▶ [DOCUMENT SECTION]
>>>
Hierarchical Clustering

import pandas as pd
import numpy as np
from sklearn.datasets import make_blobs
from skclust import HierarchicalClustering

# Generate sample data
X, y = make_blobs(n_samples=100, centers=4, random_state=42)
X_df = pd.DataFrame(X, columns=['feature_1', 'feature_2'])

# Perform hierarchical clustering
hc = HierarchicalClustering(
    method='ward',
    cut_method='dynamic',
    min_cluster_size=5
)

# Fit and get cluster labels
labels = hc.fit_transform(X_df)
print(f"Found {hc.n_clusters_} clusters")

# Plot dendrogram with clusters
fig, axes = hc.plot(figsize=(12, 6), show_clusters=True)

Representative Sampling

from skclust import KMeansRepresentativeSampler

# Create representative test set (10% of data)
sampler = KMeansRepresentativeSampler(
    sampling_size=0.1,
    stratify=True,  # Maintain class proportions
    method='minibatch'
)

# Get train/test split
X_train, X_test, y_train, y_test = sampler.fit(X_df, y).get_train_test_split(X_df, y)

print(f"Train set: {len(X_train)} samples")
print(f"Test set: {len(X_test)} samples ({len(X_test)/len(X_df)*100:.1f}%)")

Advanced Usage

Adding Metadata Tracks

# Add continuous metadata track
sample_scores = pd.Series(np.random.randn(100), index=X_df.index)
hc.add_track('Quality Score', sample_scores, track_type='continuous')

# Add categorical metadata track
sample_groups = pd.Series(['A', 'B', 'C'] * 34, index=X_df.index[:100])
hc.add_track('Group', sample_groups, track_type='categorical')

# Plot with metadata tracks
fig, axes = hc.plot(show_tracks=True, figsize=(12, 8))

Custom Tree Cutting

# Cut by height
hc_height = HierarchicalClustering(
    method='ward',
    cut_method='height',
    cut_threshold=50.0
)
labels_height = hc_height.fit_transform(X_df)
<<<
▶ [SUPPLIED DATA]
>>>
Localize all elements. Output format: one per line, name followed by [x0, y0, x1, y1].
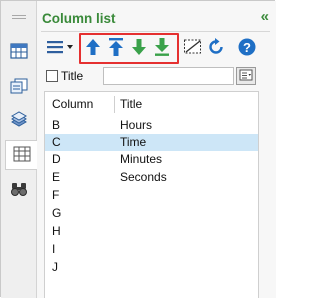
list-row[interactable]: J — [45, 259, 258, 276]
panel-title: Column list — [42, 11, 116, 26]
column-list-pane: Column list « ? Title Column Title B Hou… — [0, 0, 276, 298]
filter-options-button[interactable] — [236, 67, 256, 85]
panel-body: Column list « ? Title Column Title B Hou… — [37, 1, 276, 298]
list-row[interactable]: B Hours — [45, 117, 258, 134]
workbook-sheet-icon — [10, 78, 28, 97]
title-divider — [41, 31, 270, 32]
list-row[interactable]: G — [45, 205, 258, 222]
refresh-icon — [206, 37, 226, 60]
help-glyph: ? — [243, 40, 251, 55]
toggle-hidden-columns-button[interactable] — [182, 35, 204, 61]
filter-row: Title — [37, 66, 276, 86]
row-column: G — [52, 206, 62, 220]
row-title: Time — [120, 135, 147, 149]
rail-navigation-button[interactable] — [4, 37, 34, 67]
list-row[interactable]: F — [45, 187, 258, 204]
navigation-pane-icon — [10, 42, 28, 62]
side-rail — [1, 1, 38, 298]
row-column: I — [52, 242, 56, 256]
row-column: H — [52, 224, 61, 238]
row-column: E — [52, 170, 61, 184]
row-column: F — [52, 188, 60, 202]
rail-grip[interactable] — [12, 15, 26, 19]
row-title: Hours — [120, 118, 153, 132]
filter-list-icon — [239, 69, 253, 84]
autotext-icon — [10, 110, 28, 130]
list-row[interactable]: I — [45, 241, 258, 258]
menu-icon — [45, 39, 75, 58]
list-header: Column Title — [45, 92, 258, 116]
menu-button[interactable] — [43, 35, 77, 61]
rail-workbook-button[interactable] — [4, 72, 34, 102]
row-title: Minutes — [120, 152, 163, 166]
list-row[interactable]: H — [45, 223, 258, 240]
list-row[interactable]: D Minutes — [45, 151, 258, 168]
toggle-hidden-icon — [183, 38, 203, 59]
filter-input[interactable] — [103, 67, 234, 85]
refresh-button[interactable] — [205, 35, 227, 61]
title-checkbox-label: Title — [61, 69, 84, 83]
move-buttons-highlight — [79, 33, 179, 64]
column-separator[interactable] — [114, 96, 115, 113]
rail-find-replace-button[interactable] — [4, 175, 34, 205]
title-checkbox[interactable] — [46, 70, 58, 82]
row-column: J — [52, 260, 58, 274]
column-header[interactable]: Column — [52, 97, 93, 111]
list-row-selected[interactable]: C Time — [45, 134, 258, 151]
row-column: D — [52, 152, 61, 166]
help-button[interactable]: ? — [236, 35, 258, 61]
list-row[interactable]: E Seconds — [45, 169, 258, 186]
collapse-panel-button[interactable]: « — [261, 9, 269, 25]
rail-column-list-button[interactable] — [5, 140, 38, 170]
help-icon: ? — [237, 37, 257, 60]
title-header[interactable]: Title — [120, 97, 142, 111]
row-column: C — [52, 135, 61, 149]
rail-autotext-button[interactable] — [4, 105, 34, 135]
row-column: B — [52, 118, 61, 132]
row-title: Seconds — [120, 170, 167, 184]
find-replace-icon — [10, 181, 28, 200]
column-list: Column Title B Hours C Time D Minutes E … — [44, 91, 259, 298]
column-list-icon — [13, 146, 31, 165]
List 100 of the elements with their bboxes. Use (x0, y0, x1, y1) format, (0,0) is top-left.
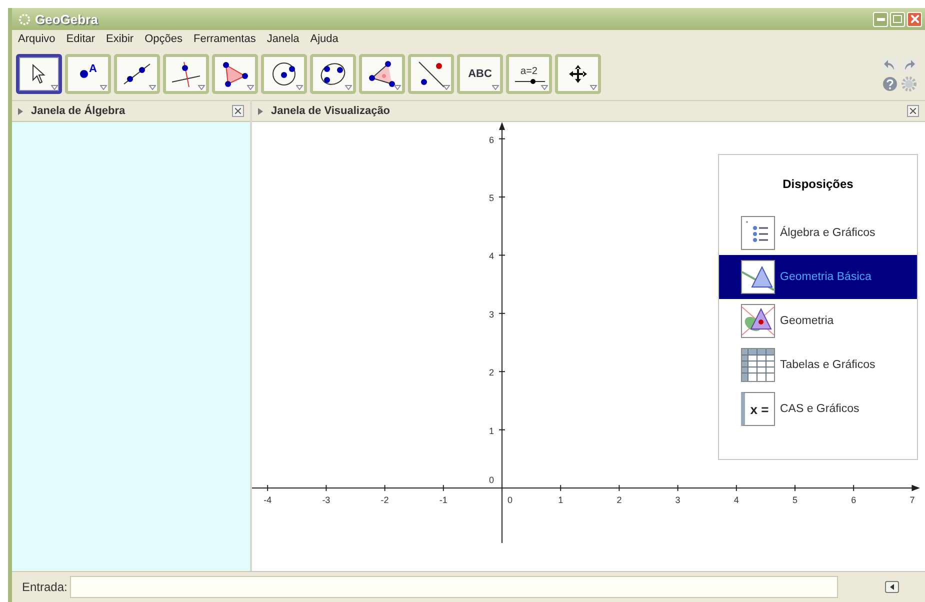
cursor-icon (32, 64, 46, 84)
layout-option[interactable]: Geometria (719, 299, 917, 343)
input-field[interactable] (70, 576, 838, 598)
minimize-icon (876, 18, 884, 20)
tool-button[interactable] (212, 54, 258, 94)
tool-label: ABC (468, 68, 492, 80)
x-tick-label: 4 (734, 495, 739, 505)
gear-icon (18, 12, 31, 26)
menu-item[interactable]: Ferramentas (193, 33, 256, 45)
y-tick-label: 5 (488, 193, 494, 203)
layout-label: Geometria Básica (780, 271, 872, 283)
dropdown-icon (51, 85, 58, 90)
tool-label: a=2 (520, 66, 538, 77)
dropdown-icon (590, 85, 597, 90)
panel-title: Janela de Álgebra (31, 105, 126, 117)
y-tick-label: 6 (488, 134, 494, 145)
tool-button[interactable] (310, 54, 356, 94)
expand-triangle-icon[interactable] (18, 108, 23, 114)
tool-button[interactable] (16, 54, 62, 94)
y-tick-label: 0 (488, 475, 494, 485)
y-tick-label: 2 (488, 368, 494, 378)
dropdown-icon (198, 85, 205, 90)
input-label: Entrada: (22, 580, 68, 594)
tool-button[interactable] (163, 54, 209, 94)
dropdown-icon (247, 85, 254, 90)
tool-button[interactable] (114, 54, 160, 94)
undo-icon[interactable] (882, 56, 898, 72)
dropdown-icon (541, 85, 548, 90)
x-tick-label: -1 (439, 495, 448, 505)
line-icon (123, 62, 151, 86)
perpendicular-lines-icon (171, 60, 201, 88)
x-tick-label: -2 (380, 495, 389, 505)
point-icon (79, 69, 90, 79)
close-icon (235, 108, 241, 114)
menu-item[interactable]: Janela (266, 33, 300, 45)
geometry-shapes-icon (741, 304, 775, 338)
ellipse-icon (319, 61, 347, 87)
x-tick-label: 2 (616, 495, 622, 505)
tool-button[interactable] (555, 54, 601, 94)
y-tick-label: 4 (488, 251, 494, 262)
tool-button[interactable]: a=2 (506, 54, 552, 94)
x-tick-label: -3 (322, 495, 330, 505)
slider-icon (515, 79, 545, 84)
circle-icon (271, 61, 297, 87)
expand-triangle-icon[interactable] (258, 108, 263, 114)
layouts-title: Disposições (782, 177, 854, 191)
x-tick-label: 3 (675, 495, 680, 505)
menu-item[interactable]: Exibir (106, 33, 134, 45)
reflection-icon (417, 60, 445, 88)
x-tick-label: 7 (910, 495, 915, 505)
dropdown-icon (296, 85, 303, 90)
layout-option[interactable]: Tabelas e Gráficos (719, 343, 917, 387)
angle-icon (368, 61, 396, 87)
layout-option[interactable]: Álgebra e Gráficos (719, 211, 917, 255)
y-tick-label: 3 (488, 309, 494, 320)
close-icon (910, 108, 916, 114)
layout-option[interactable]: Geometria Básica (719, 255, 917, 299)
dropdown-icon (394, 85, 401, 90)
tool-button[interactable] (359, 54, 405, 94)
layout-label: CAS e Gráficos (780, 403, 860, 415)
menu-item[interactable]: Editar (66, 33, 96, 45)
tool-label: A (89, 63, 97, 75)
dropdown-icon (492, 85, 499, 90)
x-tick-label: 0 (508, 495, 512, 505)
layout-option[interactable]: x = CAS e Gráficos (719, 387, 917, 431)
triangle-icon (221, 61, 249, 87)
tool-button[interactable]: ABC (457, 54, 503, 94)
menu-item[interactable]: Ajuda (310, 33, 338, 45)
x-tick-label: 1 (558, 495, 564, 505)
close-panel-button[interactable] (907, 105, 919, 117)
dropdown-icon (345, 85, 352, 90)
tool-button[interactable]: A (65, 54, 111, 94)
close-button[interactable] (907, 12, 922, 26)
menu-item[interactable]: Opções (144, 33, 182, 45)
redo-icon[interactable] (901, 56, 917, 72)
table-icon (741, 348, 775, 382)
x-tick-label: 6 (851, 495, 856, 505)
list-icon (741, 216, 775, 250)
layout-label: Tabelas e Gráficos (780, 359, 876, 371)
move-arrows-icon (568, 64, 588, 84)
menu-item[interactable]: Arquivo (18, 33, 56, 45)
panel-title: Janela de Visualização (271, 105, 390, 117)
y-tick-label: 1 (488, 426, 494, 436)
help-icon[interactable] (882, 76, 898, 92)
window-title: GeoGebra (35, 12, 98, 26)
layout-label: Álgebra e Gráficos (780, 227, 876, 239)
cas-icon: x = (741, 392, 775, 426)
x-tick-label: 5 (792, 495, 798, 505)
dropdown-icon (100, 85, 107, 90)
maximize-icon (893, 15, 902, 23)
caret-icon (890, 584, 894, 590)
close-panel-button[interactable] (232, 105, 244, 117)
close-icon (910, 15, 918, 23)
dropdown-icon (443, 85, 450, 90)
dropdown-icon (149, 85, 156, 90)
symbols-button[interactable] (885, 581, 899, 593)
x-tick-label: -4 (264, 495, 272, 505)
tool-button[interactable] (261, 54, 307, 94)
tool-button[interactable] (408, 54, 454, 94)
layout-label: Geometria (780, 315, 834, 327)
<<<
>>>
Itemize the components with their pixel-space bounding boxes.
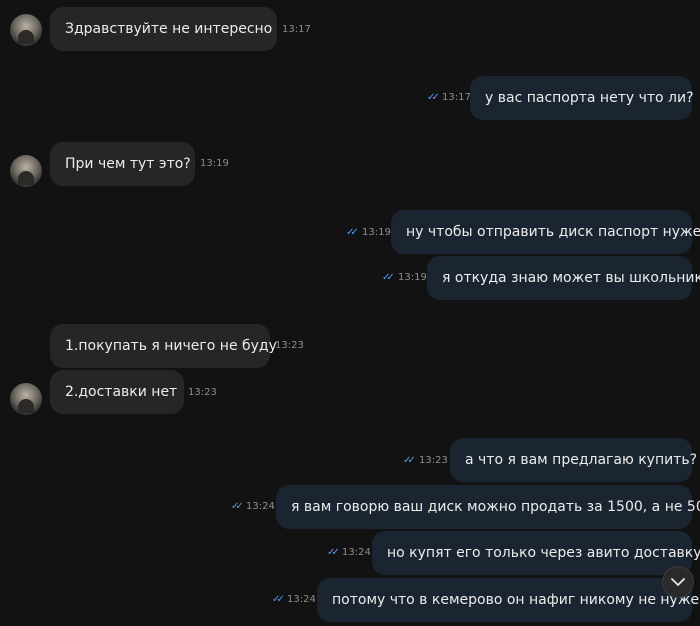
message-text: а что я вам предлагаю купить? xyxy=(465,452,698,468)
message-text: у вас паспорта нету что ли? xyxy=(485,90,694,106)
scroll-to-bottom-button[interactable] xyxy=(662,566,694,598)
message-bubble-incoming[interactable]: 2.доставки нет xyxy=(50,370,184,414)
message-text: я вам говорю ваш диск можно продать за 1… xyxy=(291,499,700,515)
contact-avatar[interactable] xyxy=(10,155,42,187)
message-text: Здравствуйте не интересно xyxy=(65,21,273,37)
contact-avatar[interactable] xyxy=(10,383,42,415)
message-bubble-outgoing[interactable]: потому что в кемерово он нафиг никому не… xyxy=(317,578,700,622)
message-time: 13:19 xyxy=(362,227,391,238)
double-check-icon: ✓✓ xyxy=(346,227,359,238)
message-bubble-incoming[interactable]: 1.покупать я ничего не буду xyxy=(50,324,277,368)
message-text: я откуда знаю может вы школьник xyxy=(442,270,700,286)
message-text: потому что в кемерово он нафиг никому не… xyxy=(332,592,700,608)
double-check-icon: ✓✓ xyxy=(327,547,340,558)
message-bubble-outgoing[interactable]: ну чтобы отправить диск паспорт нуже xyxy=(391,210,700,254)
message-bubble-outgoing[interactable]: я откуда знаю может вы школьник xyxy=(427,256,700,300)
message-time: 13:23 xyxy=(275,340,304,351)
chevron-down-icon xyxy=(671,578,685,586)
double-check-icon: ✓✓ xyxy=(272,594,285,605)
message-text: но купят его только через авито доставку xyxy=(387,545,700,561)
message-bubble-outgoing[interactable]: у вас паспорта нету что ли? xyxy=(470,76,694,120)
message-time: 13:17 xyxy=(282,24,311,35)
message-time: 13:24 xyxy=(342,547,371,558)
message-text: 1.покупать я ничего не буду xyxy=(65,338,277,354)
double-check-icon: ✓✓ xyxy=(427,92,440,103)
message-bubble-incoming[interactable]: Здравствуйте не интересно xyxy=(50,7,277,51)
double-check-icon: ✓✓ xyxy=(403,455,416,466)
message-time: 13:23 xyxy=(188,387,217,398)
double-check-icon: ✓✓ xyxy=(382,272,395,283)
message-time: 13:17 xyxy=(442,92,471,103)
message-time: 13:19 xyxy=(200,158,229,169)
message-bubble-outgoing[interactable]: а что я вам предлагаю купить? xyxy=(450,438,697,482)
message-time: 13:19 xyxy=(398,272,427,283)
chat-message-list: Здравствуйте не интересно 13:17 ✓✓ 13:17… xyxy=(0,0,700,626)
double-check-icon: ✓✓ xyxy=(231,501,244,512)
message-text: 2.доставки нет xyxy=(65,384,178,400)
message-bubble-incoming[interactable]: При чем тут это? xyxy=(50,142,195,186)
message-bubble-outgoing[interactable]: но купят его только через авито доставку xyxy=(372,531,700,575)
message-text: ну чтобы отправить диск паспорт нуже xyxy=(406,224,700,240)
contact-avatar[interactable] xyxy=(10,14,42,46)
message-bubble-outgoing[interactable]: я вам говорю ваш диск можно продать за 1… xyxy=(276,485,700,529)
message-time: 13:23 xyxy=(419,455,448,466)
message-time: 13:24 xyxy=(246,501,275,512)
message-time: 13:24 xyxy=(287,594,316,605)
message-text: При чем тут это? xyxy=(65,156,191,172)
<<<
>>>
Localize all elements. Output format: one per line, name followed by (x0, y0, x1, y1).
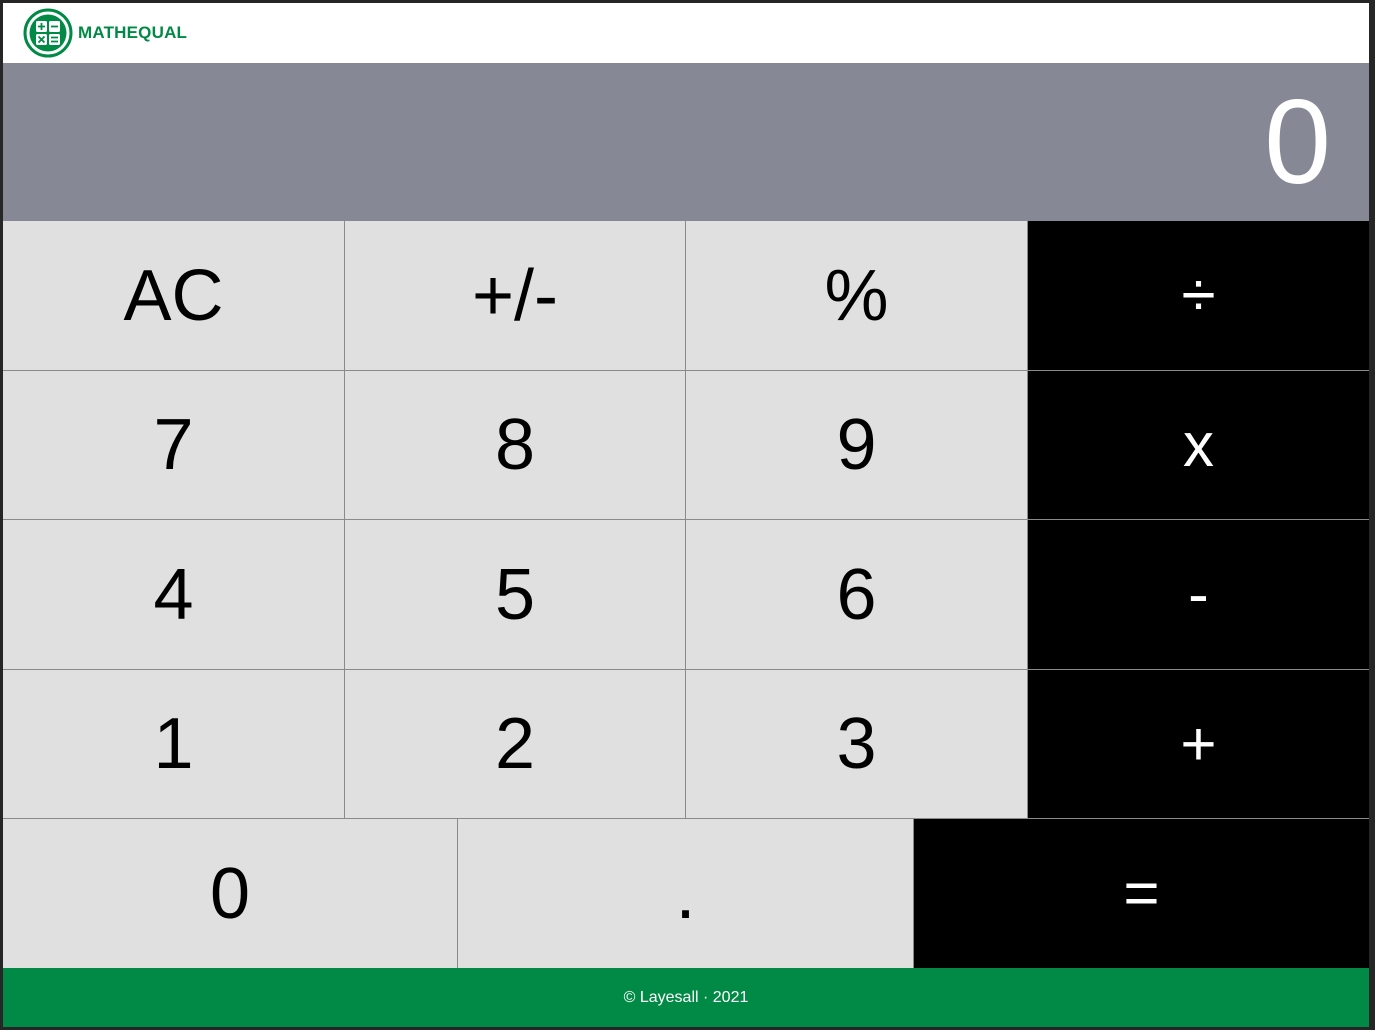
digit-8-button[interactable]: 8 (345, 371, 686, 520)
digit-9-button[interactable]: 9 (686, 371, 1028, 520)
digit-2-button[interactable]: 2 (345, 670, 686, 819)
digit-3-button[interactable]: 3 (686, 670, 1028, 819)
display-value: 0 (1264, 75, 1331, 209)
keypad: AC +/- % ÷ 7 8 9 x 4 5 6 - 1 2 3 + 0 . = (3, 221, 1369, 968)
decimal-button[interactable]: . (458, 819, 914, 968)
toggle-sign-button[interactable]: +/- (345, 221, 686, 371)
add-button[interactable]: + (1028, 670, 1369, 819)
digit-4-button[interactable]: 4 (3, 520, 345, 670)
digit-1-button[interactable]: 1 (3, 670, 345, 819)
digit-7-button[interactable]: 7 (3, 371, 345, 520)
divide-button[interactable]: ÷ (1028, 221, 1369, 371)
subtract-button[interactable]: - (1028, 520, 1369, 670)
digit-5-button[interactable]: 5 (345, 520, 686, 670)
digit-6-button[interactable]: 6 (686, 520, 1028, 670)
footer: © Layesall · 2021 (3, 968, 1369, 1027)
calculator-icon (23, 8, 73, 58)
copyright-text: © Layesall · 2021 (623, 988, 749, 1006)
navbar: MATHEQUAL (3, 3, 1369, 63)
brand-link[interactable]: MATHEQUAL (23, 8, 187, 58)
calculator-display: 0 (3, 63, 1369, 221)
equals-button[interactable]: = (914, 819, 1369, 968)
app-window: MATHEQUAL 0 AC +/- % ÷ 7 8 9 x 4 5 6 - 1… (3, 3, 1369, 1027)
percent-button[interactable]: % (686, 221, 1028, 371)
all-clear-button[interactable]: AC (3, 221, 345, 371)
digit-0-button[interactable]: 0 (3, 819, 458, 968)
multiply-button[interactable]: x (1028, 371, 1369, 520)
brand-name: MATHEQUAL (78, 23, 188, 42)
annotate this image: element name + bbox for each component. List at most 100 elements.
<<<
▶ [REQUIRED WORK]
(1) Answer these questions about the skclust usage examples:
(a) Which `method` value is passed to `HierarchicalClustering` in the first clustering example?
(b) What `sampling_size` does the `KMeansRepresentativeSampler` use?
(c) What `cut_threshold` is set when cutting the tree by height?
(2) Translate this comment from the skclust usage examples into Spanish: "Create representative test set (10% of data)"
(3) Duplicate the skclust usage examples from "Advanced Usage" up to and including "hc.add_track('Group', sample_groups, track_type='categorical')".

▶ [IN RESPONSE]
(1)
(a) 'ward'
(b) 0.1
(c) 50.0

(2) Crear un conjunto de prueba representativo (10 % de los datos)

(3)
Advanced Usage

Adding Metadata Tracks

# Add continuous metadata track
sample_scores = pd.Series(np.random.randn(100), index=X_df.index)
hc.add_track('Quality Score', sample_scores, track_type='continuous')

# Add categorical metadata track
sample_groups = pd.Series(['A', 'B', 'C'] * 34, index=X_df.index[:100])
hc.add_track('Group', sample_groups, track_type='categorical')